*RECORD EXCERPTS*:
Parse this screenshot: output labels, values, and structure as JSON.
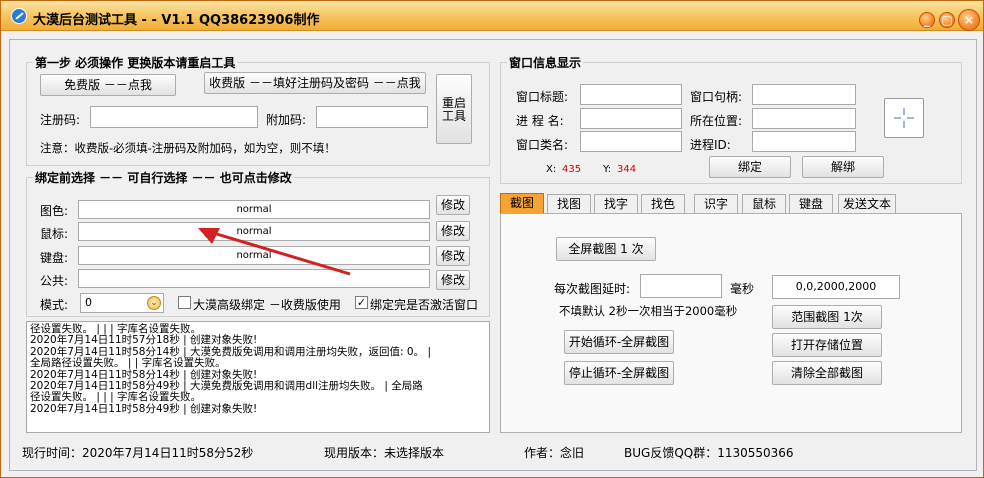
{
  "window": {
    "title": "大漠后台测试工具 - - V1.1  QQ38623906制作",
    "buttons": [
      "_",
      "▢",
      "×"
    ]
  },
  "step1": {
    "title": "第一步 必须操作  更换版本请重启工具",
    "free_btn": "免费版 －－点我",
    "paid_btn": "收费版 －－填好注册码及密码 －－点我",
    "restart_btn": "重启工具",
    "reg_label": "注册码:",
    "reg_value": "",
    "addcode_label": "附加码:",
    "addcode_value": "",
    "note": "注意：收费版-必须填-注册码及附加码，如为空，则不填！"
  },
  "bind": {
    "title": "绑定前选择 －－ 可自行选择 －－ 也可点击修改",
    "rows": [
      {
        "label": "图色:",
        "value": "normal",
        "btn": "修改"
      },
      {
        "label": "鼠标:",
        "value": "normal",
        "btn": "修改"
      },
      {
        "label": "键盘:",
        "value": "normal",
        "btn": "修改"
      },
      {
        "label": "公共:",
        "value": "",
        "btn": "修改"
      }
    ],
    "mode_label": "模式:",
    "mode_value": "0",
    "adv_label": "大漠高级绑定 －收费版使用",
    "adv_checked": false,
    "activate_label": "绑定完是否激活窗口",
    "activate_checked": true
  },
  "log": [
    "径设置失败。  |   |   | 字库名设置失败。",
    "2020年7月14日11时57分18秒  |   创建对象失败!",
    "2020年7月14日11时58分14秒  |   大漠免费版免调用和调用注册均失败，返回值: 0。  |",
    "全局路径设置失败。  |   | 字库名设置失败。",
    "2020年7月14日11时58分14秒  |   创建对象失败!",
    "2020年7月14日11时58分49秒  |   大漠免费版免调用和调用dll注册均失败。  | 全局路",
    "径设置失败。  |   |   | 字库名设置失败。",
    "2020年7月14日11时58分49秒  |   创建对象失败!"
  ],
  "wininfo": {
    "title": "窗口信息显示",
    "title_label": "窗口标题:",
    "handle_label": "窗口句柄:",
    "proc_label": "进 程 名:",
    "pos_label": "所在位置:",
    "class_label": "窗口类名:",
    "pid_label": "进程ID:",
    "x_label": "X:",
    "x_value": "435",
    "y_label": "Y:",
    "y_value": "344",
    "bind_btn": "绑定",
    "unbind_btn": "解绑"
  },
  "tabs": [
    "截图",
    "找图",
    "找字",
    "找色",
    "识字",
    "鼠标",
    "键盘",
    "发送文本"
  ],
  "capture": {
    "full_btn": "全屏截图 1 次",
    "delay_label": "每次截图延时:",
    "delay_value": "",
    "ms_label": "毫秒",
    "range_value": "0,0,2000,2000",
    "note": "不填默认 2秒一次相当于2000毫秒",
    "range_btn": "范围截图 1次",
    "loop_start_btn": "开始循环-全屏截图",
    "open_btn": "打开存储位置",
    "loop_stop_btn": "停止循环-全屏截图",
    "clear_btn": "清除全部截图"
  },
  "status": {
    "time": "现行时间：2020年7月14日11时58分52秒",
    "version": "现用版本：未选择版本",
    "author": "作者：念旧",
    "qq": "BUG反馈QQ群：1130550366"
  },
  "colors": {
    "accent": "#f7a234",
    "title_bg": "#f6c35c",
    "red": "#d00000",
    "arrow": "#d42020"
  }
}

*GIVEN REQUEST*: Omit the pictures and output all of the other material exactly.

*TASK RESPONSE*:
Parse this screenshot: output labels, values, and structure as JSON.
{
  "window": {
    "title": "大漠后台测试工具 - - V1.1  QQ38623906制作",
    "buttons": [
      "_",
      "▢",
      "×"
    ]
  },
  "step1": {
    "title": "第一步 必须操作  更换版本请重启工具",
    "free_btn": "免费版 －－点我",
    "paid_btn": "收费版 －－填好注册码及密码 －－点我",
    "restart_btn": "重启工具",
    "reg_label": "注册码:",
    "reg_value": "",
    "addcode_label": "附加码:",
    "addcode_value": "",
    "note": "注意：收费版-必须填-注册码及附加码，如为空，则不填！"
  },
  "bind": {
    "title": "绑定前选择 －－ 可自行选择 －－ 也可点击修改",
    "rows": [
      {
        "label": "图色:",
        "value": "normal",
        "btn": "修改"
      },
      {
        "label": "鼠标:",
        "value": "normal",
        "btn": "修改"
      },
      {
        "label": "键盘:",
        "value": "normal",
        "btn": "修改"
      },
      {
        "label": "公共:",
        "value": "",
        "btn": "修改"
      }
    ],
    "mode_label": "模式:",
    "mode_value": "0",
    "adv_label": "大漠高级绑定 －收费版使用",
    "adv_checked": false,
    "activate_label": "绑定完是否激活窗口",
    "activate_checked": true
  },
  "log": [
    "径设置失败。  |   |   | 字库名设置失败。",
    "2020年7月14日11时57分18秒  |   创建对象失败!",
    "2020年7月14日11时58分14秒  |   大漠免费版免调用和调用注册均失败，返回值: 0。  |",
    "全局路径设置失败。  |   | 字库名设置失败。",
    "2020年7月14日11时58分14秒  |   创建对象失败!",
    "2020年7月14日11时58分49秒  |   大漠免费版免调用和调用dll注册均失败。  | 全局路",
    "径设置失败。  |   |   | 字库名设置失败。",
    "2020年7月14日11时58分49秒  |   创建对象失败!"
  ],
  "wininfo": {
    "title": "窗口信息显示",
    "title_label": "窗口标题:",
    "handle_label": "窗口句柄:",
    "proc_label": "进 程 名:",
    "pos_label": "所在位置:",
    "class_label": "窗口类名:",
    "pid_label": "进程ID:",
    "x_label": "X:",
    "x_value": "435",
    "y_label": "Y:",
    "y_value": "344",
    "bind_btn": "绑定",
    "unbind_btn": "解绑"
  },
  "tabs": [
    "截图",
    "找图",
    "找字",
    "找色",
    "识字",
    "鼠标",
    "键盘",
    "发送文本"
  ],
  "capture": {
    "full_btn": "全屏截图 1 次",
    "delay_label": "每次截图延时:",
    "delay_value": "",
    "ms_label": "毫秒",
    "range_value": "0,0,2000,2000",
    "note": "不填默认 2秒一次相当于2000毫秒",
    "range_btn": "范围截图 1次",
    "loop_start_btn": "开始循环-全屏截图",
    "open_btn": "打开存储位置",
    "loop_stop_btn": "停止循环-全屏截图",
    "clear_btn": "清除全部截图"
  },
  "status": {
    "time": "现行时间：2020年7月14日11时58分52秒",
    "version": "现用版本：未选择版本",
    "author": "作者：念旧",
    "qq": "BUG反馈QQ群：1130550366"
  },
  "colors": {
    "accent": "#f7a234",
    "title_bg": "#f6c35c",
    "red": "#d00000",
    "arrow": "#d42020"
  }
}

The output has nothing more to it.